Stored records
********

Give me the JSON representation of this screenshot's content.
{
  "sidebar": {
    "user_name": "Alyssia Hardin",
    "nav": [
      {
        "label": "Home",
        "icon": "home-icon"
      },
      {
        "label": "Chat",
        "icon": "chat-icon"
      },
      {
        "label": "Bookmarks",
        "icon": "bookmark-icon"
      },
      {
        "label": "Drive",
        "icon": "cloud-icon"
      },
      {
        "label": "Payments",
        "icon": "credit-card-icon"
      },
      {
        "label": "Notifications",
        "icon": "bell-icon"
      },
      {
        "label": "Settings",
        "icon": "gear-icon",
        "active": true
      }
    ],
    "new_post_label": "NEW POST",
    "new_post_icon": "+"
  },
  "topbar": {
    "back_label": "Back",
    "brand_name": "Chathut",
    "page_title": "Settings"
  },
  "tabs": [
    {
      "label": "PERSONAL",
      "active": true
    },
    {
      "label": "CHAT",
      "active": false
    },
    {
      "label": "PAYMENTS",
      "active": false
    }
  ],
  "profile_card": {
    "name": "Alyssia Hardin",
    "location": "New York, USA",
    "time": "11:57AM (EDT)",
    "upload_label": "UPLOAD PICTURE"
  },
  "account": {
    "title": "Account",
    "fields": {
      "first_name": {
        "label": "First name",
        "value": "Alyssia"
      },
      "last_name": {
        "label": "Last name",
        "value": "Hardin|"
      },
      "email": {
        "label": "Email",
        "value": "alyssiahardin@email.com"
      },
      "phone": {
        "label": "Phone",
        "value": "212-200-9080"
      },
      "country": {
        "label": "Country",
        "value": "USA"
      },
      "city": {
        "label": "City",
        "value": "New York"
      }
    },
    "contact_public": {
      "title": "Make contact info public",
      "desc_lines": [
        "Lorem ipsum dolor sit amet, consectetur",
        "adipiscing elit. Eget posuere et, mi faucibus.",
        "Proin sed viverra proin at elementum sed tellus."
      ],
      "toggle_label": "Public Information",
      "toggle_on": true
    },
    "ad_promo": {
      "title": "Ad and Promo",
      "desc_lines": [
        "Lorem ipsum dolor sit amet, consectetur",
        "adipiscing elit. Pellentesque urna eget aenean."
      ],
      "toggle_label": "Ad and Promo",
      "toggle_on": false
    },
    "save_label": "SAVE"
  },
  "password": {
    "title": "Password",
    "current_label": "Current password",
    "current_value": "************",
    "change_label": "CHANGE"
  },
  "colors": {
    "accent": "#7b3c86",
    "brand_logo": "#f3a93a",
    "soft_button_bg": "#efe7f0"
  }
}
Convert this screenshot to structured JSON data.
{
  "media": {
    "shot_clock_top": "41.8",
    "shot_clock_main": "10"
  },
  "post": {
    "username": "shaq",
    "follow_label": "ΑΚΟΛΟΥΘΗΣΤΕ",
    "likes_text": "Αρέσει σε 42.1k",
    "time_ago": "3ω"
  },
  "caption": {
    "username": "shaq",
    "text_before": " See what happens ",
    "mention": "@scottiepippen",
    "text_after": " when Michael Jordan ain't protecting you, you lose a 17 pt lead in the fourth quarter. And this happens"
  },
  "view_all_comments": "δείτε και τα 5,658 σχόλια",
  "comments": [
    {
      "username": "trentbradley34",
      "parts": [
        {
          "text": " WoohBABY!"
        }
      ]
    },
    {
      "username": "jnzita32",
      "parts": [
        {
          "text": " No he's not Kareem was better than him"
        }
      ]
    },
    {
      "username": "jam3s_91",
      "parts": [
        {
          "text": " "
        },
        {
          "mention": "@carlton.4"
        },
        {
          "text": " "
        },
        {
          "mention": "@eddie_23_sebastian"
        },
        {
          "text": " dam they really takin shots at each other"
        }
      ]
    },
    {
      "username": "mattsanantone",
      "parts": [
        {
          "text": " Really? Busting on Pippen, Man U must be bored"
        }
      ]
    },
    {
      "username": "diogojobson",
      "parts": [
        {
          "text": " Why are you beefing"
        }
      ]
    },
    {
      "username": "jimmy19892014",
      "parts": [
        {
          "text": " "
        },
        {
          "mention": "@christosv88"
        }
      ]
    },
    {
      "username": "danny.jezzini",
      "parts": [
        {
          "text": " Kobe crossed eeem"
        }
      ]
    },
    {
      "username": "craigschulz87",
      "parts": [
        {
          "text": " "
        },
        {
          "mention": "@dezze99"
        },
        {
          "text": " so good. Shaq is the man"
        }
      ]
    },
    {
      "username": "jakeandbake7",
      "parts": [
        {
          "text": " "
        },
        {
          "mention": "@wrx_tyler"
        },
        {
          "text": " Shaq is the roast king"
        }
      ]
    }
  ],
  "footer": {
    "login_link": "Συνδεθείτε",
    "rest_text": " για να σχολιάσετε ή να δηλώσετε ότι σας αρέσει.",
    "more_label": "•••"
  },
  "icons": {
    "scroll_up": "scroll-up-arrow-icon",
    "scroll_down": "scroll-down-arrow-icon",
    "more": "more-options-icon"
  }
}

********

REQUIREMENT:
Gather and copy every line of the data in which the string "adipiscing" is found.

COMPLETE ANSWER:
        "adipiscing elit. Eget posuere et, mi faucibus.",
        "adipiscing elit. Pellentesque urna eget aenean."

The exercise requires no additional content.